[Recorded data]

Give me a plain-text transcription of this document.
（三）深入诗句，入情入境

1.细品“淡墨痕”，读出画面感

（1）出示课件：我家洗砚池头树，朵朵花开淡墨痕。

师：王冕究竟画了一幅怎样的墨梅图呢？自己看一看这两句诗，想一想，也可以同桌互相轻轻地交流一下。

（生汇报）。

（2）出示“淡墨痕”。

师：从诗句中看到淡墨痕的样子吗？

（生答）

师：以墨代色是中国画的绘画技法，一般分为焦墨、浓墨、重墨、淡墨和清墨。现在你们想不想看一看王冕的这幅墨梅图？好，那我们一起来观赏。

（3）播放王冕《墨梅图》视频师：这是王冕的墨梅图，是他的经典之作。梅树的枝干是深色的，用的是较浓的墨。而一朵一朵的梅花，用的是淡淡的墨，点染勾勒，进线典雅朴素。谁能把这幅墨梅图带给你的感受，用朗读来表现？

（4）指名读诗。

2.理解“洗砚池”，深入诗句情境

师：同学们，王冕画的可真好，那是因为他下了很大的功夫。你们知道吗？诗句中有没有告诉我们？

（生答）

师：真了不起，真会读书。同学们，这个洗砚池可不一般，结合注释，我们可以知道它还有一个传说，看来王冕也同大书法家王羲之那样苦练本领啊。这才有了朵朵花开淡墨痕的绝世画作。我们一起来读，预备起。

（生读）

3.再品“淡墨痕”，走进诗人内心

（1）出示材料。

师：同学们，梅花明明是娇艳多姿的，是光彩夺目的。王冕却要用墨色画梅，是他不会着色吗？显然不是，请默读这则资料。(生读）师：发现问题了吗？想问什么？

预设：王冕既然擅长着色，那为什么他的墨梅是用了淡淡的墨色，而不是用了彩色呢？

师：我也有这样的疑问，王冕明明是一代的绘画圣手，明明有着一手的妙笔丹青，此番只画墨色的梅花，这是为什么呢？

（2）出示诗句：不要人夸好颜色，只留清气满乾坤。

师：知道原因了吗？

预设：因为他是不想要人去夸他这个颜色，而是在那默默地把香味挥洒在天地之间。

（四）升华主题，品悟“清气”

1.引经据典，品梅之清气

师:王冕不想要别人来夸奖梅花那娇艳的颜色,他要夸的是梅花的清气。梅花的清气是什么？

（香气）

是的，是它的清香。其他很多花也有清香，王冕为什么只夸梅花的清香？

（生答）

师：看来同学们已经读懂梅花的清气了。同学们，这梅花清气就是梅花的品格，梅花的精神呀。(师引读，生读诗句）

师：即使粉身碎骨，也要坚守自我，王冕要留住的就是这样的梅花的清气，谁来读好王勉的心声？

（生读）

- _WHAT IS NEEDED_
Return all of the entries exactly as written.

- _EXERCISE OUTPUT_
Give me a plain-text transcription of this document.
（三）深入诗句，入情入境

1.细品“淡墨痕”，读出画面感

（1）出示课件：我家洗砚池头树，朵朵花开淡墨痕。

师：王冕究竟画了一幅怎样的墨梅图呢？自己看一看这两句诗，想一想，也可以同桌互相轻轻地交流一下。

（生汇报）。

（2）出示“淡墨痕”。

师：从诗句中看到淡墨痕的样子吗？

（生答）

师：以墨代色是中国画的绘画技法，一般分为焦墨、浓墨、重墨、淡墨和清墨。现在你们想不想看一看王冕的这幅墨梅图？好，那我们一起来观赏。

（3）播放王冕《墨梅图》视频师：这是王冕的墨梅图，是他的经典之作。梅树的枝干是深色的，用的是较浓的墨。而一朵一朵的梅花，用的是淡淡的墨，点染勾勒，进线典雅朴素。谁能把这幅墨梅图带给你的感受，用朗读来表现？

（4）指名读诗。

2.理解“洗砚池”，深入诗句情境

师：同学们，王冕画的可真好，那是因为他下了很大的功夫。你们知道吗？诗句中有没有告诉我们？

（生答）

师：真了不起，真会读书。同学们，这个洗砚池可不一般，结合注释，我们可以知道它还有一个传说，看来王冕也同大书法家王羲之那样苦练本领啊。这才有了朵朵花开淡墨痕的绝世画作。我们一起来读，预备起。

（生读）

3.再品“淡墨痕”，走进诗人内心

（1）出示材料。

师：同学们，梅花明明是娇艳多姿的，是光彩夺目的。王冕却要用墨色画梅，是他不会着色吗？显然不是，请默读这则资料。(生读）师：发现问题了吗？想问什么？

预设：王冕既然擅长着色，那为什么他的墨梅是用了淡淡的墨色，而不是用了彩色呢？

师：我也有这样的疑问，王冕明明是一代的绘画圣手，明明有着一手的妙笔丹青，此番只画墨色的梅花，这是为什么呢？

（2）出示诗句：不要人夸好颜色，只留清气满乾坤。

师：知道原因了吗？

预设：因为他是不想要人去夸他这个颜色，而是在那默默地把香味挥洒在天地之间。

（四）升华主题，品悟“清气”

1.引经据典，品梅之清气

师:王冕不想要别人来夸奖梅花那娇艳的颜色,他要夸的是梅花的清气。梅花的清气是什么？

（香气）

是的，是它的清香。其他很多花也有清香，王冕为什么只夸梅花的清香？

（生答）

师：看来同学们已经读懂梅花的清气了。同学们，这梅花清气就是梅花的品格，梅花的精神呀。(师引读，生读诗句）

师：即使粉身碎骨，也要坚守自我，王冕要留住的就是这样的梅花的清气，谁来读好王勉的心声？

（生读）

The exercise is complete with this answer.